Data to use
⁂

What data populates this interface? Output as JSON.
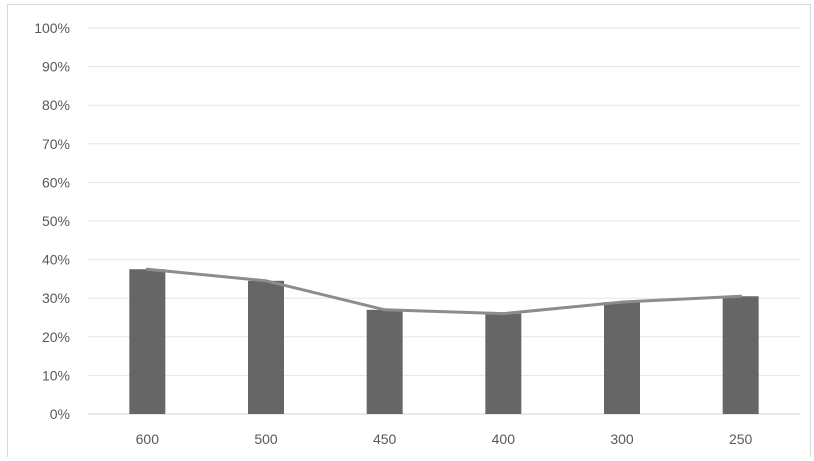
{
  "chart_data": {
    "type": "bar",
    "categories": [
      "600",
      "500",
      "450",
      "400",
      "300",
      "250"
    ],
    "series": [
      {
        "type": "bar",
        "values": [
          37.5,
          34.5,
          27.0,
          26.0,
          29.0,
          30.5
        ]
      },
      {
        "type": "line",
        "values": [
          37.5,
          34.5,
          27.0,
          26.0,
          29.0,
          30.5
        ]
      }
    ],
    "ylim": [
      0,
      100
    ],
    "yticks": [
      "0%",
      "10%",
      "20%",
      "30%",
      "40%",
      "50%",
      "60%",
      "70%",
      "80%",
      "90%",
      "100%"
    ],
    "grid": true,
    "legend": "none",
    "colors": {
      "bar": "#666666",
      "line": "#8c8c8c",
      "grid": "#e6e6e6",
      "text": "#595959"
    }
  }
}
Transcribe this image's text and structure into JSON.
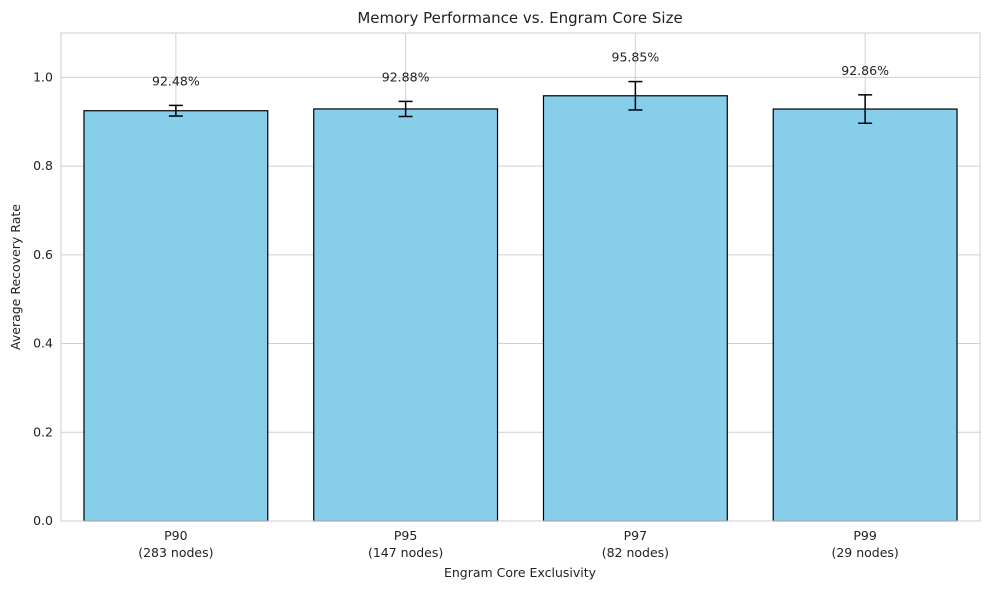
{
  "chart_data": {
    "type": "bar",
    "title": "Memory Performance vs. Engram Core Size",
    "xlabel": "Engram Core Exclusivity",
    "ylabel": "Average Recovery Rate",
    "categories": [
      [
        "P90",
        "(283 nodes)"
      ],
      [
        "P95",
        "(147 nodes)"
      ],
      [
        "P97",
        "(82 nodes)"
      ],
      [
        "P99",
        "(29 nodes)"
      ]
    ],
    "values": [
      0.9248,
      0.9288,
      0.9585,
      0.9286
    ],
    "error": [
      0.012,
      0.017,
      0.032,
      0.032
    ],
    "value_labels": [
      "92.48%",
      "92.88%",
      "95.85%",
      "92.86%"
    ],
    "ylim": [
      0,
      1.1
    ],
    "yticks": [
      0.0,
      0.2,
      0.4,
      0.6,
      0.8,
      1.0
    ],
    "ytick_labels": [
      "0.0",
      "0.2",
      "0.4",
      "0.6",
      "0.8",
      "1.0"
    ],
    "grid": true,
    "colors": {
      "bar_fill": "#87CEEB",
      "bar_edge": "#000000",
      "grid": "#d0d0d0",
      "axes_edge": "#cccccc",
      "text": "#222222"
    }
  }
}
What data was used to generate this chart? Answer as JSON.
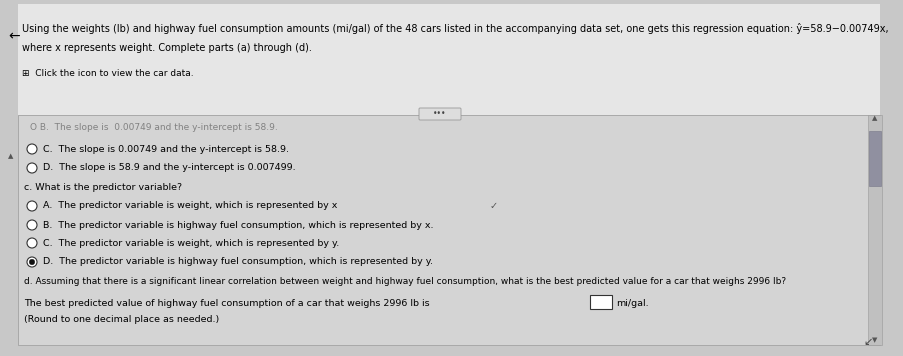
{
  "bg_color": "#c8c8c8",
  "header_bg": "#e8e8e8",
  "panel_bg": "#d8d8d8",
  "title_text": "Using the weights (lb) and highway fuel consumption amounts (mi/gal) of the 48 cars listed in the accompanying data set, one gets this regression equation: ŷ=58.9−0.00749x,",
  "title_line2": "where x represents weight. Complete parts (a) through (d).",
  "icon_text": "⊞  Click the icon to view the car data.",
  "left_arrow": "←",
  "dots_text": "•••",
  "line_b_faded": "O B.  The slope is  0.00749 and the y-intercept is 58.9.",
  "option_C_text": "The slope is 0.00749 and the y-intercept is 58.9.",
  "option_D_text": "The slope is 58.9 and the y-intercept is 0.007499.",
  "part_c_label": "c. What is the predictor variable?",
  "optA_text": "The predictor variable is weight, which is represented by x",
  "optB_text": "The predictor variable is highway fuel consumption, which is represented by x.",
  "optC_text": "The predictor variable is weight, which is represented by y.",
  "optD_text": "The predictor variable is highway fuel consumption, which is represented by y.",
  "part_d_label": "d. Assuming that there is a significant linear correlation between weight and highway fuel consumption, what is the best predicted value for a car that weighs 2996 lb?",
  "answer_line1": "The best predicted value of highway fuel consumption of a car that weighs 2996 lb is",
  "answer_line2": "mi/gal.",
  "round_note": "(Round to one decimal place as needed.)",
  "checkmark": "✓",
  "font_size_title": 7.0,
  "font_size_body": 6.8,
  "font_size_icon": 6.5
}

⁂

Problem to work on
Write only the number of lines that include "predictor".

Correct output
5